■ Texto dado
---+---

Más cargas para las agencias de viajes
La Ley Federal de Protección de Datos Personales entrará en vigor en enero de 2012 para la aplicación de sanciones; es mejor estar enterado
Así como la reducción de los montos para realizar operaciones con dólares en efectivo han encarecido su operación y se han convertido en un dolor de cabeza para muchas agencias de viajes; un nuevo conjunto normativo ya es otra carga para estas empresas.
Se trata de la Ley Federal de Protección de Datos Personales (LFDP) en posesión de particulares, que si bien entró en operación el 1 de enero de este año, tendrá vigencia en enero de 2012 para la aplicación de las sanciones.
Esta ley diferencia los datos personales, que son cualquier información concerniente a una persona física, de los datos personales “sensibles” que afectan a la esfera más íntima de un particular.
Esto es desde los que pueden dar origen a discriminación o que conllevan un riesgo para su titular, hasta los estrictamente financieros.
El caso más evidente es el de los pagos que se realizan a las agencias, entregándoles los números de las tarjetas de crédito y que son, precisamente, el origen de las nuevas cargas.
Concretamente, los datos financieros o patrimoniales requerirán el consentimiento expreso del cliente.
Las obligaciones para las agencias incluyen informar a los titulares de los datos la información que recaben de ellos y con qué finalidad; mantener la confidencialidad de los datos personales, aún después de haber finalizado la relación entre el particular y el responsable; limitar el uso de los datos a las finalidades establecidas en el aviso de privacidad.
También procurar que los datos personales contenidos en sus bases de datos sean pertinentes, correctos y actualizados; cancelar los datos una vez que se haya realizado el fin para el cual se recabaron.
Finalmente establecer y mantener medidas de seguridad administrativas, técnicas y físicas para la protección de los datos; así como informar a los titulares en caso de que las medidas sean vulneradas, para que tomen las previsiones que correspondan.
Además de la firma de cartas de confidencialidad, la agencia tiene que solicitar la autorización por escrito de sus clientes lo que implicará procesos internos más estrictos y una supervisión que de entrada resultará más onerosa a la que aplicaban antes de la LFDP.
Las multas y castigos son muy elevados y los responsables no son los empleados sino los propietarios de las agencias.
Incumplir el deber de confidencialidad, por ejemplo, puede costar pena corporal y hasta 320 mil días de salario mínimo.
Divisadero
Fraude. En los últimos meses algunas agencias de la Ciudad de México han sido objeto de fraude, a través de criminales que conocen los procesos operativos de tarjetas de servicio.
En su necesidad de aumentar las ventas, varias agencias de viajes aceptaron pagos hechos por personajes que habían robado información de tarjetas American Express y que después fueron rechazados por sus clientes.

---+---

[Entradas tomadas de un conjunto de datos]

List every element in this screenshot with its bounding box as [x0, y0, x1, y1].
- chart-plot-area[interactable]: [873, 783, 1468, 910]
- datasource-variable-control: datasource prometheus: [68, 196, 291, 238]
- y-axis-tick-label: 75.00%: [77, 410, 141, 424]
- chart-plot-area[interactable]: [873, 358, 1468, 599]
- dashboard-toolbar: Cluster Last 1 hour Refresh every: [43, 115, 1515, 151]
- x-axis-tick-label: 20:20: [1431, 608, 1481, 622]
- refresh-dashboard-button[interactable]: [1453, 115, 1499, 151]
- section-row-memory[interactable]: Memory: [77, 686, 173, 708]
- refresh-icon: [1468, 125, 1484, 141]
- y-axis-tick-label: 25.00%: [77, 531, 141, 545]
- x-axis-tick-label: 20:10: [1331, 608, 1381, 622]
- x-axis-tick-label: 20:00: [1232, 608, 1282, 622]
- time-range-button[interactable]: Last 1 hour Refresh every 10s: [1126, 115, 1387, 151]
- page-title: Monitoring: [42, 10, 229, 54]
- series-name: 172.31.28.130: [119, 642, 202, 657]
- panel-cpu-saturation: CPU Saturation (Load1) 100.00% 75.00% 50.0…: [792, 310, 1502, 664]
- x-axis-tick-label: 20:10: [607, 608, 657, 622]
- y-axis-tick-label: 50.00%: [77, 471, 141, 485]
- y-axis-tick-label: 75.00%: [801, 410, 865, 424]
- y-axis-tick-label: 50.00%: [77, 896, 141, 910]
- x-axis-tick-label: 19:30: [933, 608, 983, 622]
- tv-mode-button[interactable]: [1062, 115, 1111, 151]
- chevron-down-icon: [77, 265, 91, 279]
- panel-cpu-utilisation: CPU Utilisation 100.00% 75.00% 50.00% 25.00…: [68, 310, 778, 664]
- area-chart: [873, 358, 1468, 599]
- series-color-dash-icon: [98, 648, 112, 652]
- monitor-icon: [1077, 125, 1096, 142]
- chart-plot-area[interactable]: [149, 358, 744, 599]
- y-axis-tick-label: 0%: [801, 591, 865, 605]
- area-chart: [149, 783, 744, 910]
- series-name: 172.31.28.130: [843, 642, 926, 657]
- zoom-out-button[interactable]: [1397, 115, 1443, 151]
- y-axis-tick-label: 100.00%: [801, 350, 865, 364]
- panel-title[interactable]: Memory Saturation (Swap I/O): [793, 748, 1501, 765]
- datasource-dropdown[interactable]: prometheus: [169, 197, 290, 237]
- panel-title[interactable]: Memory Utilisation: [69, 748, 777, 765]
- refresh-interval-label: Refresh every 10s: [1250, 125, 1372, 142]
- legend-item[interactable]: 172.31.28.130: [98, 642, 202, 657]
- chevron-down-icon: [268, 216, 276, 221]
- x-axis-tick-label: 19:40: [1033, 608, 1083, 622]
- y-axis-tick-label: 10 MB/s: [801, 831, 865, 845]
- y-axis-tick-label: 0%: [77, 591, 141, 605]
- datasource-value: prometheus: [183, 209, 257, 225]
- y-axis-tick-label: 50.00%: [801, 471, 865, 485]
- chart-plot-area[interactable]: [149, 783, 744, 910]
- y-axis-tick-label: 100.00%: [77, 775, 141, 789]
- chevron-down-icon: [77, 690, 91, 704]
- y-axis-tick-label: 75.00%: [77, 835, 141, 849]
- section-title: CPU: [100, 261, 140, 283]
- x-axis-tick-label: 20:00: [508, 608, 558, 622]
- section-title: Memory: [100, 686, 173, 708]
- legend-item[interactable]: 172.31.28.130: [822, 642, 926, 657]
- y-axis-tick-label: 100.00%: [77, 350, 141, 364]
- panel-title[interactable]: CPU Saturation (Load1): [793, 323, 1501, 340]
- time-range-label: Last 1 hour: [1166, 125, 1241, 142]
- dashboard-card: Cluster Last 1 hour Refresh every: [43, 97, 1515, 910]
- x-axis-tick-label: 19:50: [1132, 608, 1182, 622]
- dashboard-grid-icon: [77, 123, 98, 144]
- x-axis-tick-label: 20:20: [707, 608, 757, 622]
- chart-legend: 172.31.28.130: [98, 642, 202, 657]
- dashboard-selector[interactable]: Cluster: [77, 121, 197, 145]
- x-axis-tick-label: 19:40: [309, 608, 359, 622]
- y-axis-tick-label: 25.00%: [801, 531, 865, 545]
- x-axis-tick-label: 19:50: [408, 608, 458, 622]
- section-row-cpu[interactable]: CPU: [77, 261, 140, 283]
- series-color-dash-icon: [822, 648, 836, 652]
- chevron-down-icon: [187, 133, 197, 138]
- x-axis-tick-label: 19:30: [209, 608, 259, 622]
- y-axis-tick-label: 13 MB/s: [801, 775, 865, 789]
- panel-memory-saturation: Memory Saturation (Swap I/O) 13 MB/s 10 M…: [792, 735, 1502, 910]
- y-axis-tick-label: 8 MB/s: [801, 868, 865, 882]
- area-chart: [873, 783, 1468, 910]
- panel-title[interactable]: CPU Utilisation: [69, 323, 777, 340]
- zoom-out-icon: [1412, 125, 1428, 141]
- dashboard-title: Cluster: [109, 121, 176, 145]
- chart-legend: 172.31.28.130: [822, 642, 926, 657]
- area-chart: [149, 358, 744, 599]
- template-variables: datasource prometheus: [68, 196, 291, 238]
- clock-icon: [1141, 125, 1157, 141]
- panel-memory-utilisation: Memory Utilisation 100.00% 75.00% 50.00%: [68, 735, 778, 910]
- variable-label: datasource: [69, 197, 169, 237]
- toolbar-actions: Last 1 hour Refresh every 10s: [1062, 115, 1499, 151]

---+---

¿Concuerda cada una de estas afirmaciones con el artículo sobre las agencias de viajes? Contesta sí o no y cita literalmente las palabras del artículo que lo deciden.
1. La ley entró en operación el 1 de enero, pero las sanciones se aplicarán a partir de enero de 2012.
2. Los responsables ante las multas son los empleados de las agencias.
3. Los datos financieros o patrimoniales requerirán el consentimiento expreso del cliente.

1. Sí: «si bien entró en operación el 1 de enero de este año, tendrá vigencia en enero de 2012 para la aplicación de las sanciones».
2. No: «los responsables no son los empleados sino los propietarios de las agencias».
3. Sí: «los datos financieros o patrimoniales requerirán el consentimiento expreso del cliente».